OBJECTIVE
Scan the lines below for the string "icon" and copy every one that has it.

-=-=-

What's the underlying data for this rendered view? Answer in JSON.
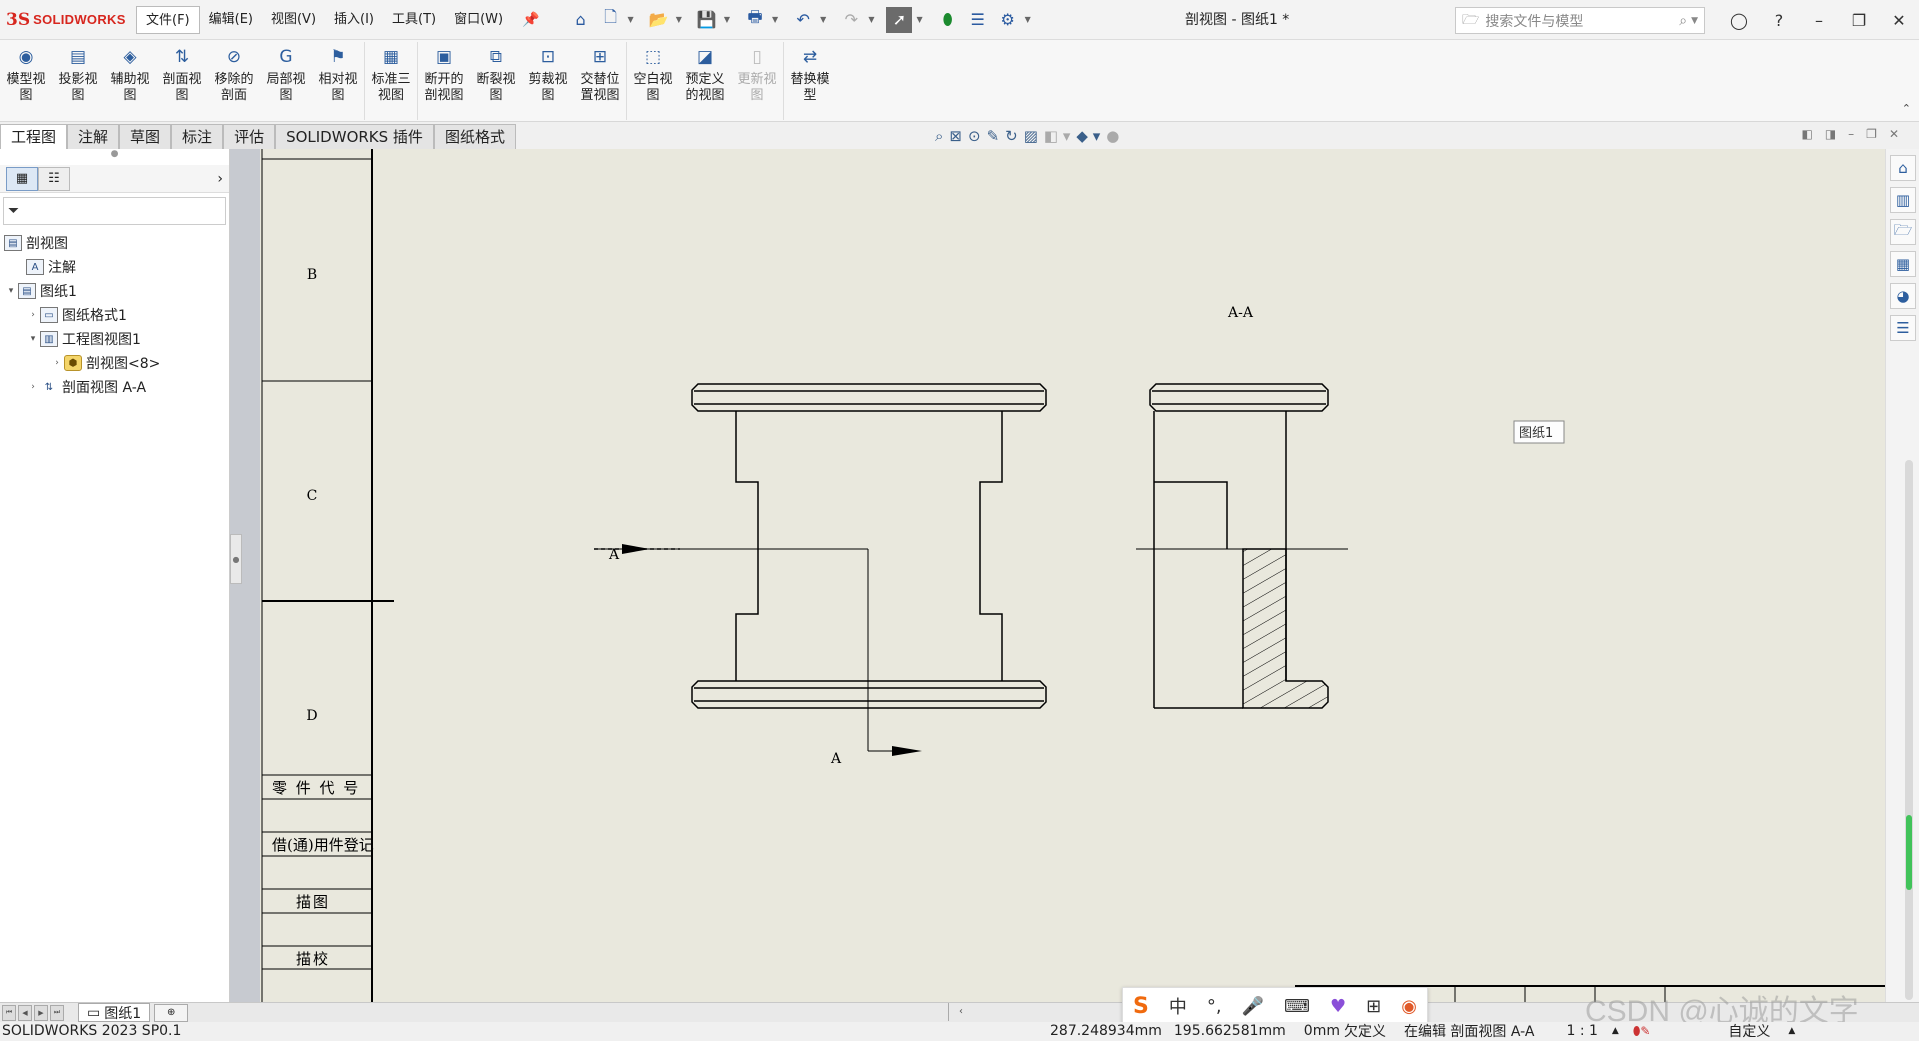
{
  "app": {
    "logo_mark": "3S",
    "logo_text": "SOLIDWORKS",
    "doc_title": "剖视图 - 图纸1 *"
  },
  "menu": [
    "文件(F)",
    "编辑(E)",
    "视图(V)",
    "插入(I)",
    "工具(T)",
    "窗口(W)"
  ],
  "search": {
    "placeholder": "搜索文件与模型"
  },
  "ribbon": {
    "groups": [
      [
        "模型视\n图",
        "投影视\n图",
        "辅助视\n图",
        "剖面视\n图",
        "移除的\n剖面",
        "局部视\n图",
        "相对视\n图"
      ],
      [
        "标准三\n视图"
      ],
      [
        "断开的\n剖视图",
        "断裂视\n图",
        "剪裁视\n图",
        "交替位\n置视图"
      ],
      [
        "空白视\n图",
        "预定义\n的视图",
        "更新视\n图"
      ],
      [
        "替换模\n型"
      ]
    ]
  },
  "tabs": [
    "工程图",
    "注解",
    "草图",
    "标注",
    "评估",
    "SOLIDWORKS 插件",
    "图纸格式"
  ],
  "tree": {
    "items": [
      {
        "label": "剖视图",
        "level": 0,
        "twisty": "",
        "icon": "drawing-icon"
      },
      {
        "label": "注解",
        "level": 1,
        "twisty": "",
        "icon": "annotation-icon"
      },
      {
        "label": "图纸1",
        "level": 0,
        "twisty": "▾",
        "icon": "sheet-icon"
      },
      {
        "label": "图纸格式1",
        "level": 1,
        "twisty": "›",
        "icon": "sheet-format-icon"
      },
      {
        "label": "工程图视图1",
        "level": 1,
        "twisty": "▾",
        "icon": "drawing-view-icon"
      },
      {
        "label": "剖视图<8>",
        "level": 2,
        "twisty": "›",
        "icon": "part-icon"
      },
      {
        "label": "剖面视图 A-A",
        "level": 1,
        "twisty": "›",
        "icon": "section-view-icon"
      }
    ]
  },
  "drawing": {
    "zones": [
      "B",
      "C",
      "D"
    ],
    "title_block": [
      "零 件 代 号",
      "借(通)用件登记",
      "描图",
      "描校"
    ],
    "section_label": "A-A",
    "arrow_label_top": "A",
    "arrow_label_bottom": "A",
    "sheet_tooltip": "图纸1"
  },
  "bottom": {
    "sheet_tab": "图纸1"
  },
  "status": {
    "version": "SOLIDWORKS 2023 SP0.1",
    "x": "287.248934mm",
    "y": "195.662581mm",
    "z": "0mm",
    "define": "欠定义",
    "editing": "在编辑 剖面视图 A-A",
    "scale": "1 : 1",
    "units": "自定义"
  },
  "ime": {
    "mode": "中"
  },
  "watermark": "CSDN @心诚的文字"
}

-=-=-

FINAL RESULT
        "icon": "drawing-icon"
        "icon": "annotation-icon"
        "icon": "sheet-icon"
        "icon": "sheet-format-icon"
        "icon": "drawing-view-icon"
        "icon": "part-icon"
        "icon": "section-view-icon"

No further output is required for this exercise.